» **Written task**
Lines containing the word "this" should be extracted in full.
### Stored records ###
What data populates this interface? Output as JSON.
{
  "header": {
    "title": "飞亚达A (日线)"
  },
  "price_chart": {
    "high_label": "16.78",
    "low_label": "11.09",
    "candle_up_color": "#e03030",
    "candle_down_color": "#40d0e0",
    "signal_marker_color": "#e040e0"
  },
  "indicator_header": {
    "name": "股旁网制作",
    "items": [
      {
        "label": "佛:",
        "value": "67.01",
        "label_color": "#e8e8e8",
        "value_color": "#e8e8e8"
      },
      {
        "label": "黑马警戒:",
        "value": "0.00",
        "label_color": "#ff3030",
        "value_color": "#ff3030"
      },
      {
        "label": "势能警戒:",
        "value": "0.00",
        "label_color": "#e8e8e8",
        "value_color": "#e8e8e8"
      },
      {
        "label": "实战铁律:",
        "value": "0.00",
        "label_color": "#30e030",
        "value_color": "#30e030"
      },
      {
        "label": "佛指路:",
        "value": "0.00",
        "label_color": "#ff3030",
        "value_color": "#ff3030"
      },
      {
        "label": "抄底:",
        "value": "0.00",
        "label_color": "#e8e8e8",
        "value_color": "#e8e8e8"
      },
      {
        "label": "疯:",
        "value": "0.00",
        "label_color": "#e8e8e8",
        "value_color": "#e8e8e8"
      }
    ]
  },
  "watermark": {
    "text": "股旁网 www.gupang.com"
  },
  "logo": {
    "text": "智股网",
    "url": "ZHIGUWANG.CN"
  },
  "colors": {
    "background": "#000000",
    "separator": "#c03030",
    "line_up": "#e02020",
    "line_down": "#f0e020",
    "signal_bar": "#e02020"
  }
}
###
### Stored records ###
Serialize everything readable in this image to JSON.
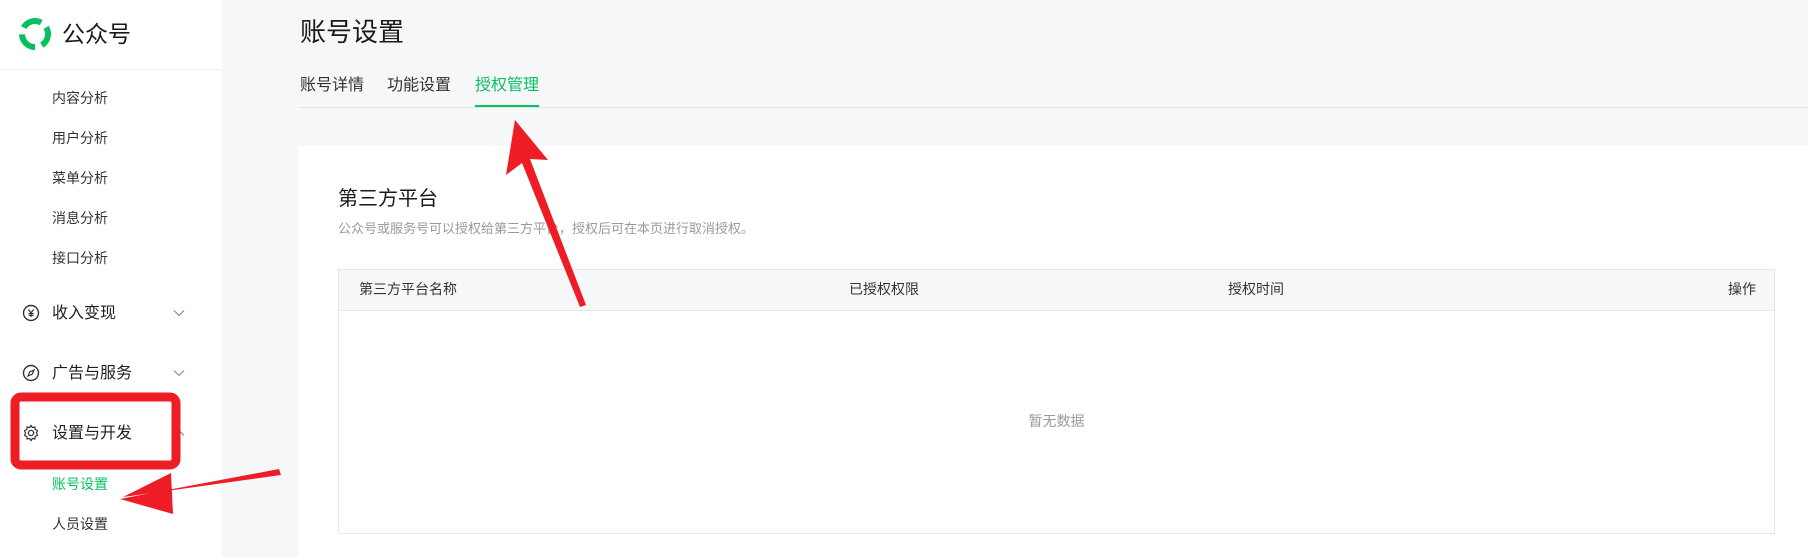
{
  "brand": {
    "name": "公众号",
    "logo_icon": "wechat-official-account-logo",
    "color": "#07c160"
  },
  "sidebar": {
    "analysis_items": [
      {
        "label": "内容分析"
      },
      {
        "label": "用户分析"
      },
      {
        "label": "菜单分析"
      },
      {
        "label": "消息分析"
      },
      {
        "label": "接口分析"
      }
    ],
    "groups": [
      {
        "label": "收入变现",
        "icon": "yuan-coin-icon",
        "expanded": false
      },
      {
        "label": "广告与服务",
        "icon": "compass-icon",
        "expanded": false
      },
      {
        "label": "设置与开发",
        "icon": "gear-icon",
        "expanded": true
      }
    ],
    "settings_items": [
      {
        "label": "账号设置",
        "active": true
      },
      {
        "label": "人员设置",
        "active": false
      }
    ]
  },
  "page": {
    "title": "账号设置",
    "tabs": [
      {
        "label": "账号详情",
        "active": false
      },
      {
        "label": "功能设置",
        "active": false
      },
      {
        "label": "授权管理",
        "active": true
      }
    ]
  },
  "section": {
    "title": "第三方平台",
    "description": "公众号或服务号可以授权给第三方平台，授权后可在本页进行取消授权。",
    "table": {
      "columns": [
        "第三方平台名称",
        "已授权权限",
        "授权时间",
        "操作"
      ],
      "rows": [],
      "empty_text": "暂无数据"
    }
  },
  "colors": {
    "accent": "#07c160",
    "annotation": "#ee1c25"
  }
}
###
### Stored records ###
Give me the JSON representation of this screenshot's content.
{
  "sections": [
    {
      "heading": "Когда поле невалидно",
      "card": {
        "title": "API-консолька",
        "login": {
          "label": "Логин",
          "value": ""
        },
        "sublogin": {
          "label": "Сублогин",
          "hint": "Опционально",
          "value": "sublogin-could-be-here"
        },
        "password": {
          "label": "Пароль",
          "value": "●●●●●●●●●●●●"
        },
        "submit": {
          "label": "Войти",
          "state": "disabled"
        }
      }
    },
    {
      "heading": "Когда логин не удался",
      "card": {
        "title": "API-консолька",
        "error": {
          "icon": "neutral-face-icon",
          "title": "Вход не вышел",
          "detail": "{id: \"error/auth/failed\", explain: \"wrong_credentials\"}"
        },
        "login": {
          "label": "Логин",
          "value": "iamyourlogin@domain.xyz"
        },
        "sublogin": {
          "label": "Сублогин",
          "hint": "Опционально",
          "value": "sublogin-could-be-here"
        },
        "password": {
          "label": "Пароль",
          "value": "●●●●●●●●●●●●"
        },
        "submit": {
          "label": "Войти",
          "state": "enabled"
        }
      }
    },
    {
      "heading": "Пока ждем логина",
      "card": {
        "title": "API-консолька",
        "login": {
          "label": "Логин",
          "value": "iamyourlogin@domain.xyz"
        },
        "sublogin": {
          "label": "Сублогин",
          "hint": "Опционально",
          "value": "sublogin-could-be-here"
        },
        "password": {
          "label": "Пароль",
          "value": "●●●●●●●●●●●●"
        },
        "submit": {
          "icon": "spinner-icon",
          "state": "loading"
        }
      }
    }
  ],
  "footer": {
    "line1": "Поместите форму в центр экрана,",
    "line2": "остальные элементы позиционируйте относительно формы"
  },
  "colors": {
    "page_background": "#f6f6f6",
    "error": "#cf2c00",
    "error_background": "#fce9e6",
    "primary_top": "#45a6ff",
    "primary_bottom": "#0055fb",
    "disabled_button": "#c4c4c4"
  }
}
###
» **Finished task**
What data populates this interface? Output as JSON.
Serialize everything readable in this image to JSON.
Give me the JSON representation of this screenshot's content.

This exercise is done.